=== Written request ===
Gather every line of the entries that includes the word "Stack".

=== Records for the exercise ===
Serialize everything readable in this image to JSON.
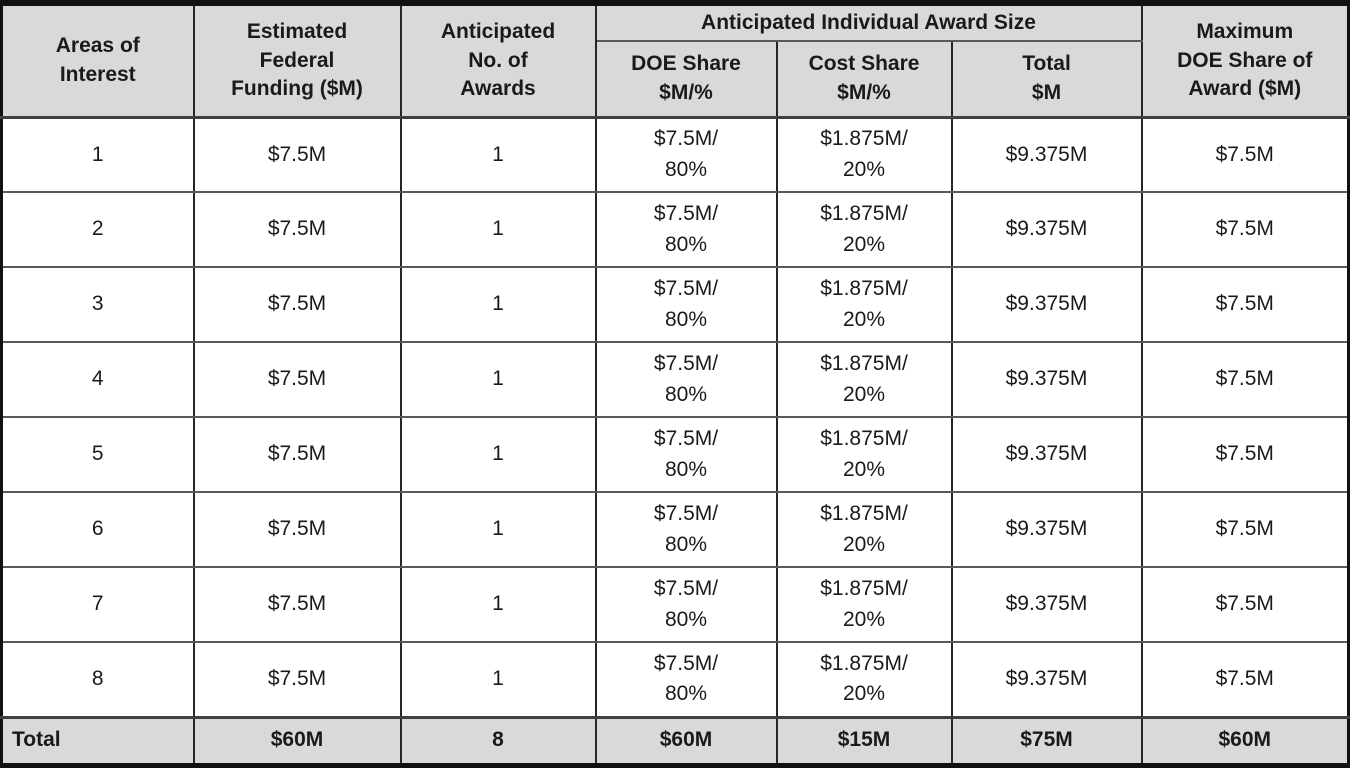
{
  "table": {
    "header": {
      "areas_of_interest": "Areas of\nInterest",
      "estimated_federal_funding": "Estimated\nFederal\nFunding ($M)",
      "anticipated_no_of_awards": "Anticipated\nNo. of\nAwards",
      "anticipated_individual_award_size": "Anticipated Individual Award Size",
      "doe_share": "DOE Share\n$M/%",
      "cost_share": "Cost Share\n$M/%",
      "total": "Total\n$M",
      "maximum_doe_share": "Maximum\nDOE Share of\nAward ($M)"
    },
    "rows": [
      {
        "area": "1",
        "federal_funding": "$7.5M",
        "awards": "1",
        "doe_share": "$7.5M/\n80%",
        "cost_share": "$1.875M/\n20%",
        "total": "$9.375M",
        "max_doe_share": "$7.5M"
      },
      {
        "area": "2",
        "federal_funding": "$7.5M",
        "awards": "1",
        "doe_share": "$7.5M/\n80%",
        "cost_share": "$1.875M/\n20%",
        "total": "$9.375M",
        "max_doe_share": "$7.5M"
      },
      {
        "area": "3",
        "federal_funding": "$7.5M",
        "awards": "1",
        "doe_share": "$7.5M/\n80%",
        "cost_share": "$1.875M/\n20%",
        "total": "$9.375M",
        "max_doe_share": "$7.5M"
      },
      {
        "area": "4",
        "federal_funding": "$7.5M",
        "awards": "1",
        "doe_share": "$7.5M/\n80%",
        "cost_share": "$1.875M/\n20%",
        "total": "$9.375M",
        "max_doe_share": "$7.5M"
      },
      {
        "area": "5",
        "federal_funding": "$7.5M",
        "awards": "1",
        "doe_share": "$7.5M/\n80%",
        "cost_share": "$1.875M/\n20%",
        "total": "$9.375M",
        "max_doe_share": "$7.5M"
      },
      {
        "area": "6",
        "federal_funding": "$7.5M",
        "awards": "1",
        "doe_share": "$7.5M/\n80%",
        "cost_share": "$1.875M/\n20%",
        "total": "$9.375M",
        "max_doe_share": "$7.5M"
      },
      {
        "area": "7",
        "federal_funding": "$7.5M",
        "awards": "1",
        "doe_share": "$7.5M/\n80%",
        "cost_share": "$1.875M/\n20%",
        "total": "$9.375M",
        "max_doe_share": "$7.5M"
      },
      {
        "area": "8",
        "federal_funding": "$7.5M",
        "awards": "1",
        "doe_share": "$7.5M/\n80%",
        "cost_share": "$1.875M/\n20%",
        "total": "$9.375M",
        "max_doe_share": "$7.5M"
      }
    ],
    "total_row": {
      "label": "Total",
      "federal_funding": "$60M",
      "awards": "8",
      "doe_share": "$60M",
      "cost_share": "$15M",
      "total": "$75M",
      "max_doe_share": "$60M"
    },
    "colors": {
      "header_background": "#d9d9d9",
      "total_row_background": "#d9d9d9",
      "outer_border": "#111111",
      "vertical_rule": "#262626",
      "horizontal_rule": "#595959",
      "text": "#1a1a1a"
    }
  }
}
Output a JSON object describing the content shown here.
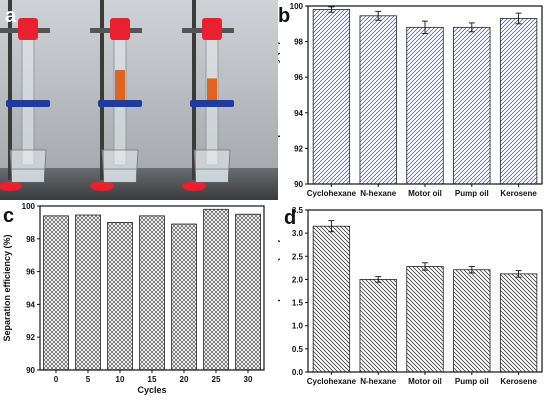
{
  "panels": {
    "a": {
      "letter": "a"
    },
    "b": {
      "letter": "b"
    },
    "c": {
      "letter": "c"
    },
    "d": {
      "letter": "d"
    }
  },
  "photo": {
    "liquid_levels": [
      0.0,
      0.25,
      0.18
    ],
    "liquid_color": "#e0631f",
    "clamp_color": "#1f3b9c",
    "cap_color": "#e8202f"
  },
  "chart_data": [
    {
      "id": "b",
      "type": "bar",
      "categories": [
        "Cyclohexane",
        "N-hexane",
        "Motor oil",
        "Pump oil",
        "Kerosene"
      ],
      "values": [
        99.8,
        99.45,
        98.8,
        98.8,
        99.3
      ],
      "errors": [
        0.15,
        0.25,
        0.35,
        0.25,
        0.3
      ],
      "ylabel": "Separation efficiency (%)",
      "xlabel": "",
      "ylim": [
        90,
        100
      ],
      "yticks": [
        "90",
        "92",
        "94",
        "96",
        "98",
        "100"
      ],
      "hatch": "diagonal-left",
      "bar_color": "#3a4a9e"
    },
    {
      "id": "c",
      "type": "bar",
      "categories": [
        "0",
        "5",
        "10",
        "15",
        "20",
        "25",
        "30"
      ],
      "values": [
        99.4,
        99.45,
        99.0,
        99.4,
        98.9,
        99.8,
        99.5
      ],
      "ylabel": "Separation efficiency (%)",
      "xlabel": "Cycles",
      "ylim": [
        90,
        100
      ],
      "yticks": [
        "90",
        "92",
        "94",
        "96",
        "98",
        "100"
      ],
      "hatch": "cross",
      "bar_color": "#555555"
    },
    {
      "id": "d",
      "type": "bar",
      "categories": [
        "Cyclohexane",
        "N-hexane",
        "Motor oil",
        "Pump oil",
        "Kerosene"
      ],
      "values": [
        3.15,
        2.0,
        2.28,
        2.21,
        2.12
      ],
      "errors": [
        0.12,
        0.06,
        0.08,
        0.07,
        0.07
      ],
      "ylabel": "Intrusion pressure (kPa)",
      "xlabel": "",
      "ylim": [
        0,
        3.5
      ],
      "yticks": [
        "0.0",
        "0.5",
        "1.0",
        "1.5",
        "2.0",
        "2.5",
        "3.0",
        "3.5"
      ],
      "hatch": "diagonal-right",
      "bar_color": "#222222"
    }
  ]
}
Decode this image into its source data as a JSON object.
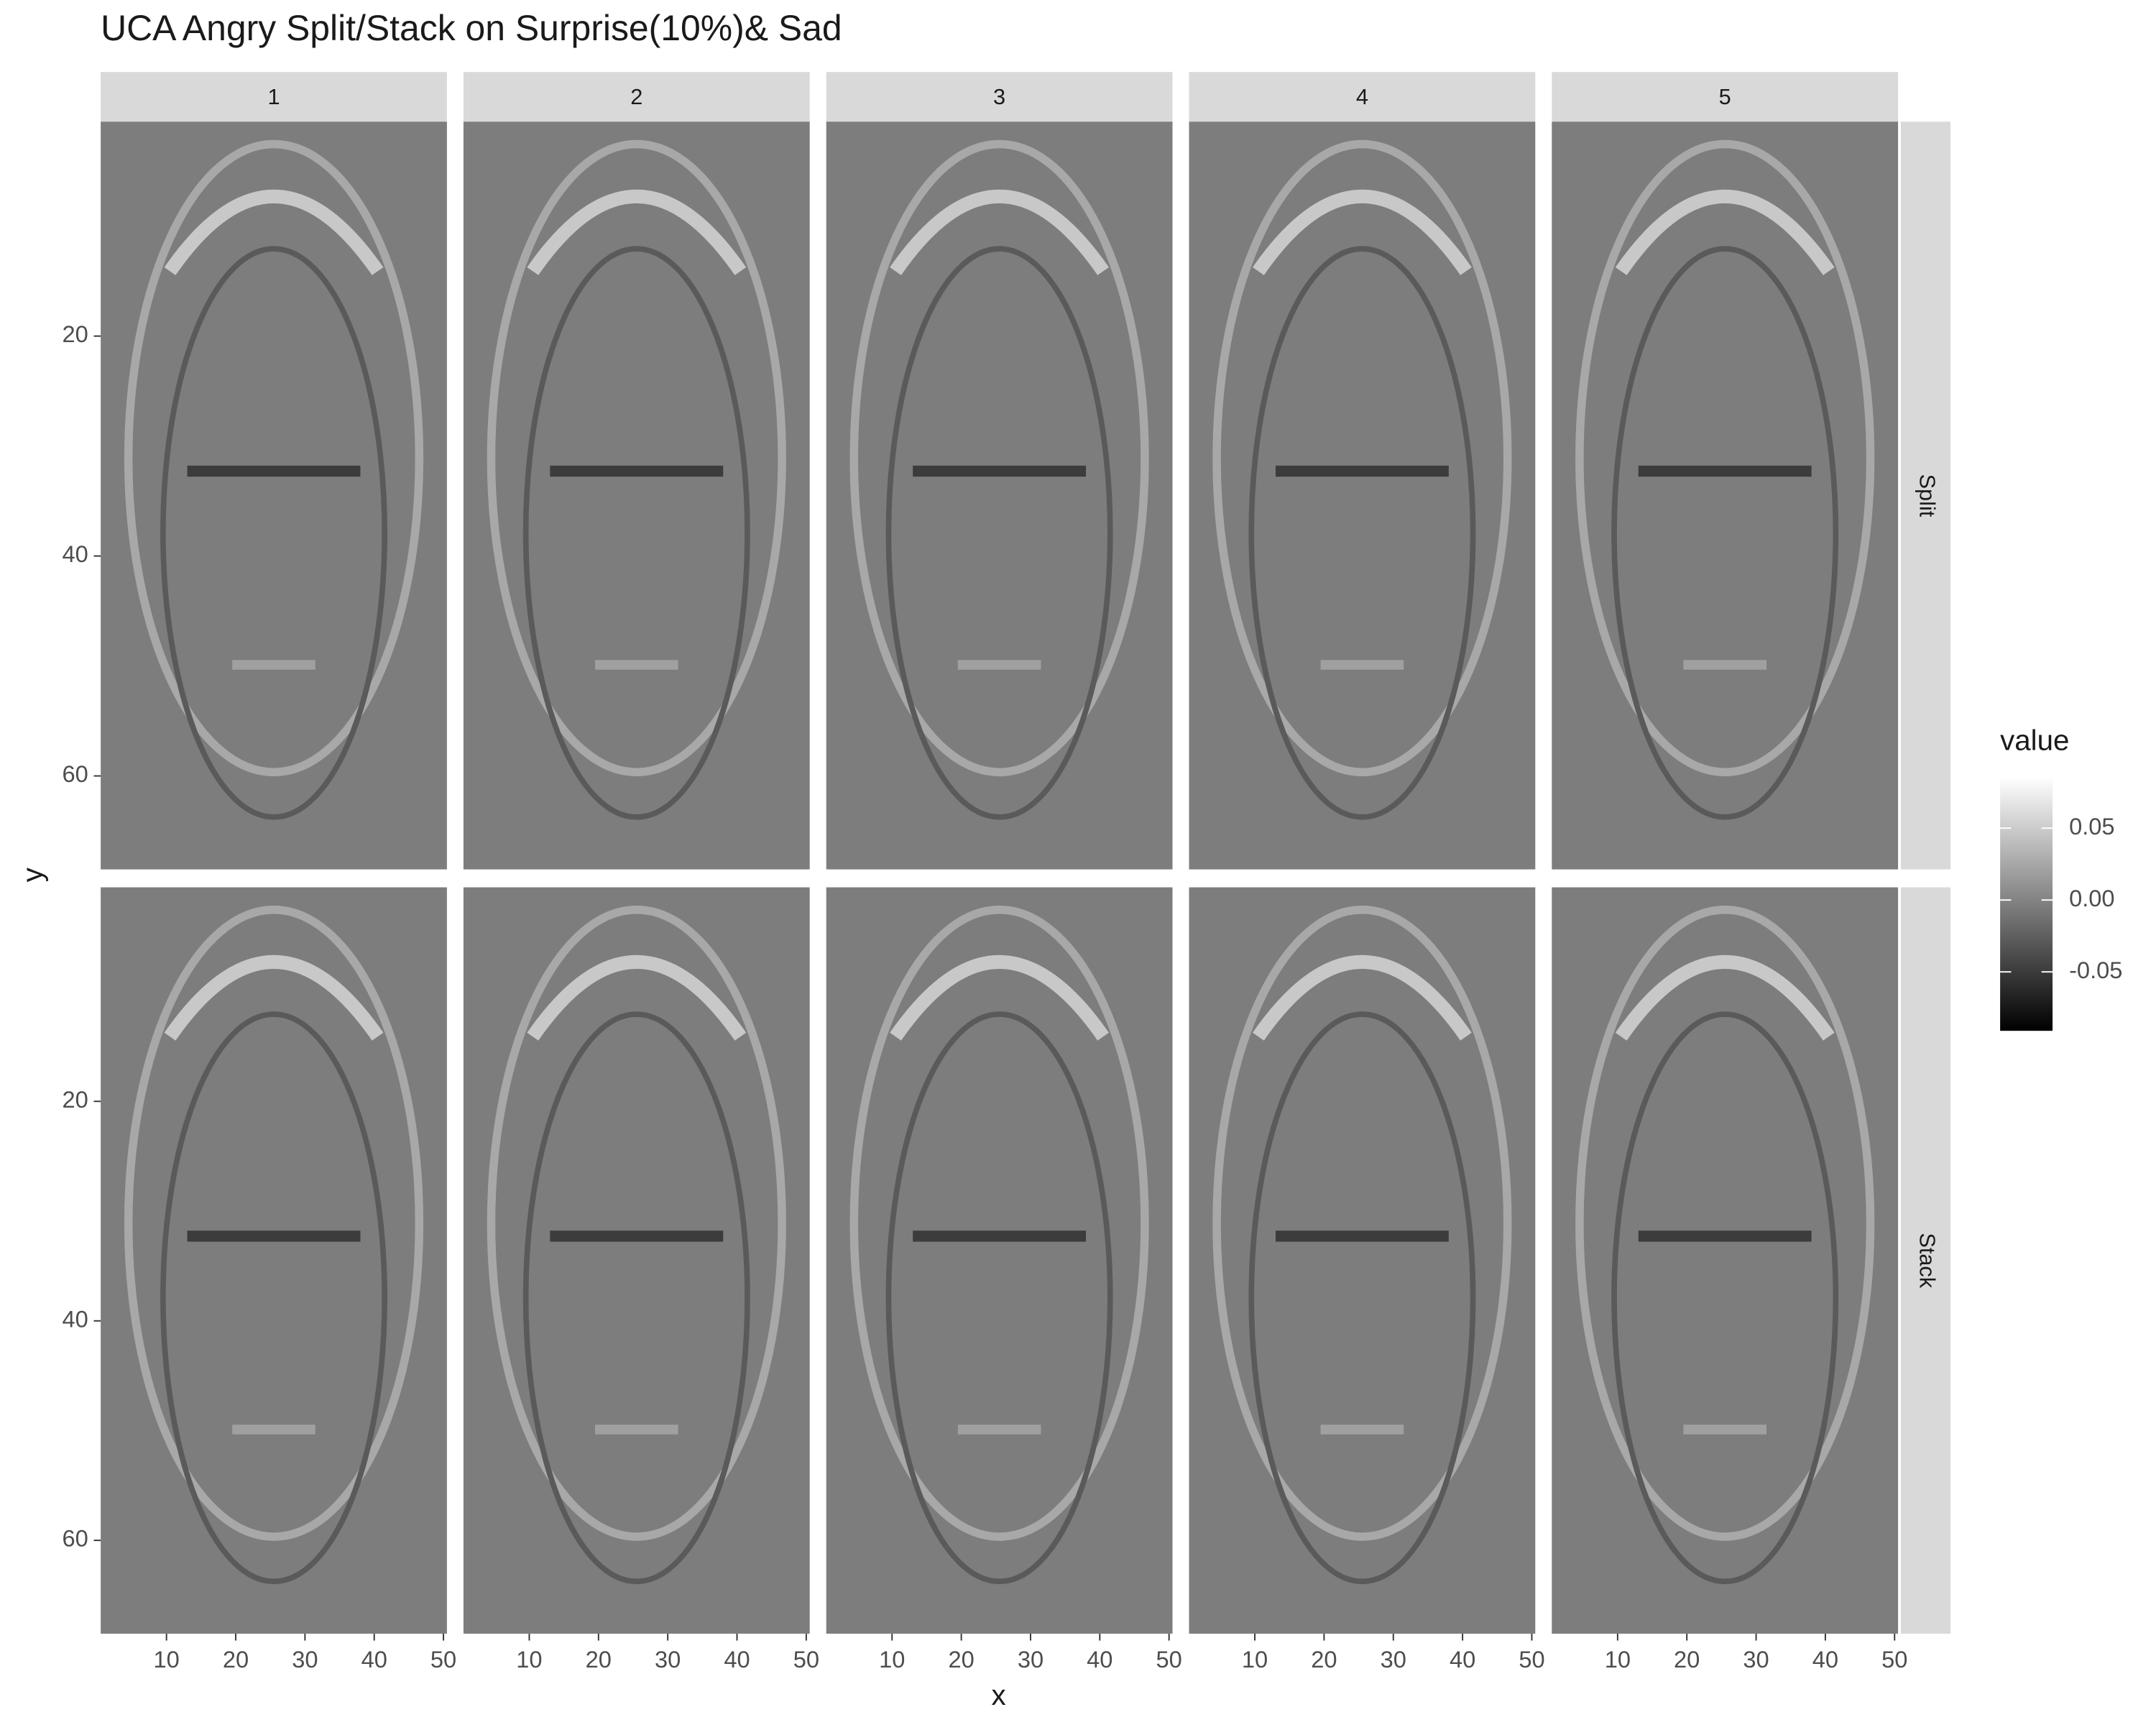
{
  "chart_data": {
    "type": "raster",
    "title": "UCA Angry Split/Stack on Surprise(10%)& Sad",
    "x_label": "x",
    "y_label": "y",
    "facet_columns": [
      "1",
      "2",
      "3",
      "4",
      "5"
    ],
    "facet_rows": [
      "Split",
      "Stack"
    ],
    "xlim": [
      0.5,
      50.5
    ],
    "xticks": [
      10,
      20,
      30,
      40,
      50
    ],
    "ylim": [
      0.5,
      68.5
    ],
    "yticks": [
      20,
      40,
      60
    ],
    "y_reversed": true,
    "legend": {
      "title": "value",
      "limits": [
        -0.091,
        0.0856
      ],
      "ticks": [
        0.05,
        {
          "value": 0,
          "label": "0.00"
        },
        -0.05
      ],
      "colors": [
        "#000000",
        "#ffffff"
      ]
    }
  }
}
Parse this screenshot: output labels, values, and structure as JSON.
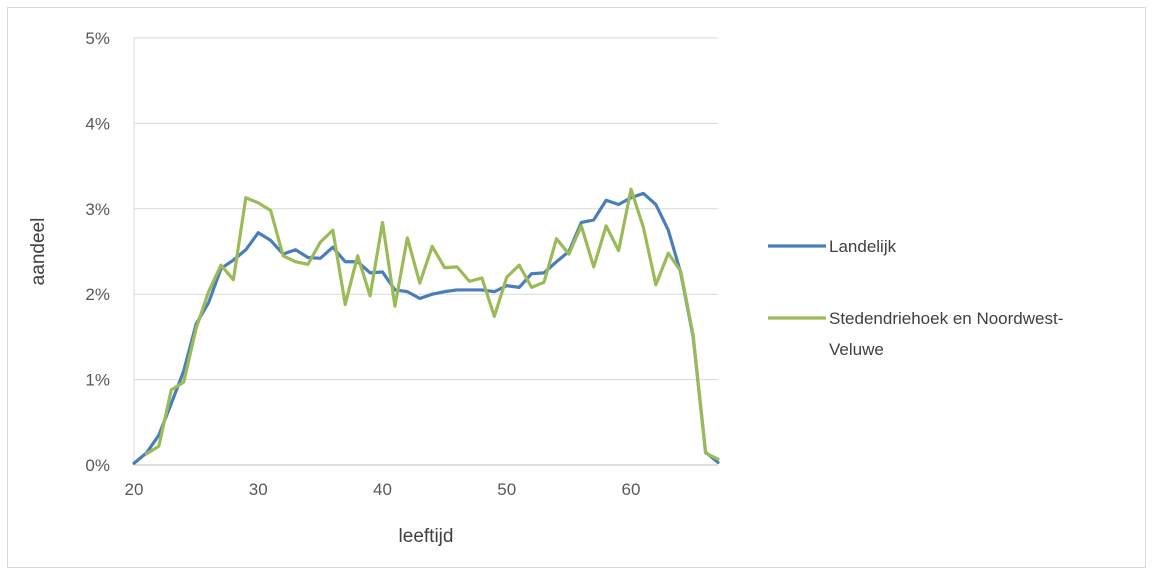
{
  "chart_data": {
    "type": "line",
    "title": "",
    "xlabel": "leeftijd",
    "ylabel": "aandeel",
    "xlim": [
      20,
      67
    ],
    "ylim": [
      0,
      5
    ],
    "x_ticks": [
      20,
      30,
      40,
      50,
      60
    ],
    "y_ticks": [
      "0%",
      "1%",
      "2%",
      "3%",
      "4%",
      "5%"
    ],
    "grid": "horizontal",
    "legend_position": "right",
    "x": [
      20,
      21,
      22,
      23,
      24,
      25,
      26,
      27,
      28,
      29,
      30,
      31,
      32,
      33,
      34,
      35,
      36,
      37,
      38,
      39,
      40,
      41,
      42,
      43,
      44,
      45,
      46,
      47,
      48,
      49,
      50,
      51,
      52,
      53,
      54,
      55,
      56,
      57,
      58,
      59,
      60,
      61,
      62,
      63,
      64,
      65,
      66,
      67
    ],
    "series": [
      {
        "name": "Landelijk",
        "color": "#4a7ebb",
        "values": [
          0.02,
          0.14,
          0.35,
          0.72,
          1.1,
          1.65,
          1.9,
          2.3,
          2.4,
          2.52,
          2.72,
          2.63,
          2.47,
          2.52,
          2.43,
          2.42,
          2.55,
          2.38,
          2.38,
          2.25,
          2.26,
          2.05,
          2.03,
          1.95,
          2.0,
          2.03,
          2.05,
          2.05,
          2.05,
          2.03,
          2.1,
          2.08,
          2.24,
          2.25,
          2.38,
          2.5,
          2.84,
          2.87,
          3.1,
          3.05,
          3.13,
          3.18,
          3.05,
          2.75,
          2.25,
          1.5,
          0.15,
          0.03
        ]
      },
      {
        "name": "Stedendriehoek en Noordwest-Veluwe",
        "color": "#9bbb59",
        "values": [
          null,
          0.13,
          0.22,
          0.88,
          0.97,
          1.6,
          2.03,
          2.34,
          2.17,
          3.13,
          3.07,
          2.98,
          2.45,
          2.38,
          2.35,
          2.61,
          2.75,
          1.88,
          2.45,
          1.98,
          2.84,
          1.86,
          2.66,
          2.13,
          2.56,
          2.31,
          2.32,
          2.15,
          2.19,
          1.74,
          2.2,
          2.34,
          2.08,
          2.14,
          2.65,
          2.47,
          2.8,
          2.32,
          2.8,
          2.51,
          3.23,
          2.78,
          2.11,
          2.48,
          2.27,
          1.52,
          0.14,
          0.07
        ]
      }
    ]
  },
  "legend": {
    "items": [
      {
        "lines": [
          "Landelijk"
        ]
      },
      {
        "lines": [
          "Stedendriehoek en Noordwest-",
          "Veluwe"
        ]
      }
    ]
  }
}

=== Response to this task ===
    "title": "UCA Angry Split/Stack on Surprise(10%)& Sad",
      "Stack"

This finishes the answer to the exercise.